(What you have to do) Output every line below exactly.

(Records shown)
━━━━━━━━━━━━━━━━━━━━━━━━━━━━━━
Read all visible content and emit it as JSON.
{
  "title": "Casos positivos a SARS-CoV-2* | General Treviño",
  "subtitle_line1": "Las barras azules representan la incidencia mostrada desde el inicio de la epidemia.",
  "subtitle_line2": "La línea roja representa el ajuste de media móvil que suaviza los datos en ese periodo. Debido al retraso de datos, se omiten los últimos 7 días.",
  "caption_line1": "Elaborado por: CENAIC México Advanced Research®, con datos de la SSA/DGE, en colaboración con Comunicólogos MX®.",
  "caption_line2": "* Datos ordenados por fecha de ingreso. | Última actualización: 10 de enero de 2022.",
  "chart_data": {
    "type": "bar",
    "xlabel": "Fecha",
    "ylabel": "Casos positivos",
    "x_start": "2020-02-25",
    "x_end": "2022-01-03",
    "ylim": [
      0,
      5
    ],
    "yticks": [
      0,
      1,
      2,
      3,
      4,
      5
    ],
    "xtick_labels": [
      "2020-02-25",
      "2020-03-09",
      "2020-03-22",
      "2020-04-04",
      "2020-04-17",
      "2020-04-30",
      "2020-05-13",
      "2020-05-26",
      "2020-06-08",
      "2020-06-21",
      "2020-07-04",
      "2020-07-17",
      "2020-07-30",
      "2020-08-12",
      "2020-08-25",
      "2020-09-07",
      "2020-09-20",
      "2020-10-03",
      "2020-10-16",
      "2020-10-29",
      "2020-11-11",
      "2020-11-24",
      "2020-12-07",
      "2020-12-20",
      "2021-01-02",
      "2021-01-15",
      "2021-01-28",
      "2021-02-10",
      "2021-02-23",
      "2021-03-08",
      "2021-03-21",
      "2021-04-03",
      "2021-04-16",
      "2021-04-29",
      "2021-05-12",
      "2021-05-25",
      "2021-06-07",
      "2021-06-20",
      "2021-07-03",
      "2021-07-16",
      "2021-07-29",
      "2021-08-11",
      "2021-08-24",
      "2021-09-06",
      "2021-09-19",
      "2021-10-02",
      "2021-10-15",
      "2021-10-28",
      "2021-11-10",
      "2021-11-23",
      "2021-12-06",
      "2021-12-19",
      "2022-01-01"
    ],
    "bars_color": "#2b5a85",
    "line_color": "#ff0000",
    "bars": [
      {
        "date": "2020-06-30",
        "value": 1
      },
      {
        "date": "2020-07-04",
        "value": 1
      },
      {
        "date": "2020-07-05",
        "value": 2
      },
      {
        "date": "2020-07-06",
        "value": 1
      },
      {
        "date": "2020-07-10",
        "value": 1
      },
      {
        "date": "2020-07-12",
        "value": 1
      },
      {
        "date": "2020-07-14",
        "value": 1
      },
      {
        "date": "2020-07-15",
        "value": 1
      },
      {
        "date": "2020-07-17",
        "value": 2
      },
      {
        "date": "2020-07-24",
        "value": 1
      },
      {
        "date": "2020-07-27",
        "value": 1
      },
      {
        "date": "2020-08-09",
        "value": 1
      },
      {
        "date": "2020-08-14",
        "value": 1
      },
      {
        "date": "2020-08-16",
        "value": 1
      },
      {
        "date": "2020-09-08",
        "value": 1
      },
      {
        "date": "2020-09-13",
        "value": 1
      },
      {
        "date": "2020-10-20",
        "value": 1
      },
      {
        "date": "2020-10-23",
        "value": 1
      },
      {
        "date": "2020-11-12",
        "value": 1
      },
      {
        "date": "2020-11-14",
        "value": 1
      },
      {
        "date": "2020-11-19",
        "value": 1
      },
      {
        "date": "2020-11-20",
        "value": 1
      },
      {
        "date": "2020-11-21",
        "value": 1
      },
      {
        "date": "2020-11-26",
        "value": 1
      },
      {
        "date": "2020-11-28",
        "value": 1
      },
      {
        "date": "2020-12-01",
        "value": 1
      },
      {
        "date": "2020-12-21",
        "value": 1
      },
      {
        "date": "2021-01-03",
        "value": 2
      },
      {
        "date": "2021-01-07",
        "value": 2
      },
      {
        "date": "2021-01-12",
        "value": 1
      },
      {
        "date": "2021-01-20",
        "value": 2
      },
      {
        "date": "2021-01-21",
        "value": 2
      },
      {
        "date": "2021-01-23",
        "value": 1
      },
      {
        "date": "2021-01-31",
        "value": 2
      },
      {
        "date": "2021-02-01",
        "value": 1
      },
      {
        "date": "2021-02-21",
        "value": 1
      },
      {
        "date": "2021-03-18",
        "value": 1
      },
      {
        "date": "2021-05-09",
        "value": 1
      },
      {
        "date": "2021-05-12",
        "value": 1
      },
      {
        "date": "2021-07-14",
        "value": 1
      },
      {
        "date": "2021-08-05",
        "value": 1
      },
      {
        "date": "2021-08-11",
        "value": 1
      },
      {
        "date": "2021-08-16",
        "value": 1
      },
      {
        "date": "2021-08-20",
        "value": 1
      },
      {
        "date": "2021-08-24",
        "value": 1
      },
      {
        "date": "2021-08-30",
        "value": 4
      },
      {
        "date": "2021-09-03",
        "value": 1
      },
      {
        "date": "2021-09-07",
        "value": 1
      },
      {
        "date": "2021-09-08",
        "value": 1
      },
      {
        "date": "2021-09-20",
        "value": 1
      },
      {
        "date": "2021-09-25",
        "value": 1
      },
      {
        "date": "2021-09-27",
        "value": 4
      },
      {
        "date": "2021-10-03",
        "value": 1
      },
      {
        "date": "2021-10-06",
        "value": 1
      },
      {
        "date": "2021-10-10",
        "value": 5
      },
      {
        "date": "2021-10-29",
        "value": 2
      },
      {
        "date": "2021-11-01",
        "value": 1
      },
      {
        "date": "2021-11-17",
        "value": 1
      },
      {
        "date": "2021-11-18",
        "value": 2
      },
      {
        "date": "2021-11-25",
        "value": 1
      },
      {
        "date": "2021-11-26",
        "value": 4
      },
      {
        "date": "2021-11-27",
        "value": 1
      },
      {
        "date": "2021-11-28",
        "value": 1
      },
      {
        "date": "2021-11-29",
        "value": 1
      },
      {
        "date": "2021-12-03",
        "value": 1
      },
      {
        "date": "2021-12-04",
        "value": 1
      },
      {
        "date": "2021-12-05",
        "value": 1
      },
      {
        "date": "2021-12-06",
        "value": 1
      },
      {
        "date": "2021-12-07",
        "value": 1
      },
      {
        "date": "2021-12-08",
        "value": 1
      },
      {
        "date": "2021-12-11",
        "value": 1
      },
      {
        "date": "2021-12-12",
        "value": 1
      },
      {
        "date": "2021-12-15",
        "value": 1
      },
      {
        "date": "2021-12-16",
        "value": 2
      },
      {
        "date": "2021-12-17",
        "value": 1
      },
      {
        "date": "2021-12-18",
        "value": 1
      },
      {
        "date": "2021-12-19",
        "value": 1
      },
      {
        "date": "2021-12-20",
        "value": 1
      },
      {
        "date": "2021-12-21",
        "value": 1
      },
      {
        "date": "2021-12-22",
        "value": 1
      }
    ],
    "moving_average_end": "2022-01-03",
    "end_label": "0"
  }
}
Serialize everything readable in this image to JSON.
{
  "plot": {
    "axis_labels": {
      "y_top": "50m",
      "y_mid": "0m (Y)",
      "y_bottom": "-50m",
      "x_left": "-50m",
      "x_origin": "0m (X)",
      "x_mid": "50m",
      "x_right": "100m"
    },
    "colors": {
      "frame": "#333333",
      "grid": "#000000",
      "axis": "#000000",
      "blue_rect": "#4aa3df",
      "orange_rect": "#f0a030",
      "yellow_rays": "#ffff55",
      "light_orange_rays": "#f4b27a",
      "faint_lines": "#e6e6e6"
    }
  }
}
━━━━━━━━━━━━━━━━━━━━━━━━━━━━━━
(Solved problem)
Read all visible content and emit it as JSON.
{
  "title": "Casos positivos a SARS-CoV-2* | General Treviño",
  "subtitle_line1": "Las barras azules representan la incidencia mostrada desde el inicio de la epidemia.",
  "subtitle_line2": "La línea roja representa el ajuste de media móvil que suaviza los datos en ese periodo. Debido al retraso de datos, se omiten los últimos 7 días.",
  "caption_line1": "Elaborado por: CENAIC México Advanced Research®, con datos de la SSA/DGE, en colaboración con Comunicólogos MX®.",
  "caption_line2": "* Datos ordenados por fecha de ingreso. | Última actualización: 10 de enero de 2022.",
  "chart_data": {
    "type": "bar",
    "xlabel": "Fecha",
    "ylabel": "Casos positivos",
    "x_start": "2020-02-25",
    "x_end": "2022-01-03",
    "ylim": [
      0,
      5
    ],
    "yticks": [
      0,
      1,
      2,
      3,
      4,
      5
    ],
    "xtick_labels": [
      "2020-02-25",
      "2020-03-09",
      "2020-03-22",
      "2020-04-04",
      "2020-04-17",
      "2020-04-30",
      "2020-05-13",
      "2020-05-26",
      "2020-06-08",
      "2020-06-21",
      "2020-07-04",
      "2020-07-17",
      "2020-07-30",
      "2020-08-12",
      "2020-08-25",
      "2020-09-07",
      "2020-09-20",
      "2020-10-03",
      "2020-10-16",
      "2020-10-29",
      "2020-11-11",
      "2020-11-24",
      "2020-12-07",
      "2020-12-20",
      "2021-01-02",
      "2021-01-15",
      "2021-01-28",
      "2021-02-10",
      "2021-02-23",
      "2021-03-08",
      "2021-03-21",
      "2021-04-03",
      "2021-04-16",
      "2021-04-29",
      "2021-05-12",
      "2021-05-25",
      "2021-06-07",
      "2021-06-20",
      "2021-07-03",
      "2021-07-16",
      "2021-07-29",
      "2021-08-11",
      "2021-08-24",
      "2021-09-06",
      "2021-09-19",
      "2021-10-02",
      "2021-10-15",
      "2021-10-28",
      "2021-11-10",
      "2021-11-23",
      "2021-12-06",
      "2021-12-19",
      "2022-01-01"
    ],
    "bars_color": "#2b5a85",
    "line_color": "#ff0000",
    "bars": [
      {
        "date": "2020-06-30",
        "value": 1
      },
      {
        "date": "2020-07-04",
        "value": 1
      },
      {
        "date": "2020-07-05",
        "value": 2
      },
      {
        "date": "2020-07-06",
        "value": 1
      },
      {
        "date": "2020-07-10",
        "value": 1
      },
      {
        "date": "2020-07-12",
        "value": 1
      },
      {
        "date": "2020-07-14",
        "value": 1
      },
      {
        "date": "2020-07-15",
        "value": 1
      },
      {
        "date": "2020-07-17",
        "value": 2
      },
      {
        "date": "2020-07-24",
        "value": 1
      },
      {
        "date": "2020-07-27",
        "value": 1
      },
      {
        "date": "2020-08-09",
        "value": 1
      },
      {
        "date": "2020-08-14",
        "value": 1
      },
      {
        "date": "2020-08-16",
        "value": 1
      },
      {
        "date": "2020-09-08",
        "value": 1
      },
      {
        "date": "2020-09-13",
        "value": 1
      },
      {
        "date": "2020-10-20",
        "value": 1
      },
      {
        "date": "2020-10-23",
        "value": 1
      },
      {
        "date": "2020-11-12",
        "value": 1
      },
      {
        "date": "2020-11-14",
        "value": 1
      },
      {
        "date": "2020-11-19",
        "value": 1
      },
      {
        "date": "2020-11-20",
        "value": 1
      },
      {
        "date": "2020-11-21",
        "value": 1
      },
      {
        "date": "2020-11-26",
        "value": 1
      },
      {
        "date": "2020-11-28",
        "value": 1
      },
      {
        "date": "2020-12-01",
        "value": 1
      },
      {
        "date": "2020-12-21",
        "value": 1
      },
      {
        "date": "2021-01-03",
        "value": 2
      },
      {
        "date": "2021-01-07",
        "value": 2
      },
      {
        "date": "2021-01-12",
        "value": 1
      },
      {
        "date": "2021-01-20",
        "value": 2
      },
      {
        "date": "2021-01-21",
        "value": 2
      },
      {
        "date": "2021-01-23",
        "value": 1
      },
      {
        "date": "2021-01-31",
        "value": 2
      },
      {
        "date": "2021-02-01",
        "value": 1
      },
      {
        "date": "2021-02-21",
        "value": 1
      },
      {
        "date": "2021-03-18",
        "value": 1
      },
      {
        "date": "2021-05-09",
        "value": 1
      },
      {
        "date": "2021-05-12",
        "value": 1
      },
      {
        "date": "2021-07-14",
        "value": 1
      },
      {
        "date": "2021-08-05",
        "value": 1
      },
      {
        "date": "2021-08-11",
        "value": 1
      },
      {
        "date": "2021-08-16",
        "value": 1
      },
      {
        "date": "2021-08-20",
        "value": 1
      },
      {
        "date": "2021-08-24",
        "value": 1
      },
      {
        "date": "2021-08-30",
        "value": 4
      },
      {
        "date": "2021-09-03",
        "value": 1
      },
      {
        "date": "2021-09-07",
        "value": 1
      },
      {
        "date": "2021-09-08",
        "value": 1
      },
      {
        "date": "2021-09-20",
        "value": 1
      },
      {
        "date": "2021-09-25",
        "value": 1
      },
      {
        "date": "2021-09-27",
        "value": 4
      },
      {
        "date": "2021-10-03",
        "value": 1
      },
      {
        "date": "2021-10-06",
        "value": 1
      },
      {
        "date": "2021-10-10",
        "value": 5
      },
      {
        "date": "2021-10-29",
        "value": 2
      },
      {
        "date": "2021-11-01",
        "value": 1
      },
      {
        "date": "2021-11-17",
        "value": 1
      },
      {
        "date": "2021-11-18",
        "value": 2
      },
      {
        "date": "2021-11-25",
        "value": 1
      },
      {
        "date": "2021-11-26",
        "value": 4
      },
      {
        "date": "2021-11-27",
        "value": 1
      },
      {
        "date": "2021-11-28",
        "value": 1
      },
      {
        "date": "2021-11-29",
        "value": 1
      },
      {
        "date": "2021-12-03",
        "value": 1
      },
      {
        "date": "2021-12-04",
        "value": 1
      },
      {
        "date": "2021-12-05",
        "value": 1
      },
      {
        "date": "2021-12-06",
        "value": 1
      },
      {
        "date": "2021-12-07",
        "value": 1
      },
      {
        "date": "2021-12-08",
        "value": 1
      },
      {
        "date": "2021-12-11",
        "value": 1
      },
      {
        "date": "2021-12-12",
        "value": 1
      },
      {
        "date": "2021-12-15",
        "value": 1
      },
      {
        "date": "2021-12-16",
        "value": 2
      },
      {
        "date": "2021-12-17",
        "value": 1
      },
      {
        "date": "2021-12-18",
        "value": 1
      },
      {
        "date": "2021-12-19",
        "value": 1
      },
      {
        "date": "2021-12-20",
        "value": 1
      },
      {
        "date": "2021-12-21",
        "value": 1
      },
      {
        "date": "2021-12-22",
        "value": 1
      }
    ],
    "moving_average_end": "2022-01-03",
    "end_label": "0"
  }
}
Serialize everything readable in this image to JSON.
{
  "plot": {
    "axis_labels": {
      "y_top": "50m",
      "y_mid": "0m (Y)",
      "y_bottom": "-50m",
      "x_left": "-50m",
      "x_origin": "0m (X)",
      "x_mid": "50m",
      "x_right": "100m"
    },
    "colors": {
      "frame": "#333333",
      "grid": "#000000",
      "axis": "#000000",
      "blue_rect": "#4aa3df",
      "orange_rect": "#f0a030",
      "yellow_rays": "#ffff55",
      "light_orange_rays": "#f4b27a",
      "faint_lines": "#e6e6e6"
    }
  }
}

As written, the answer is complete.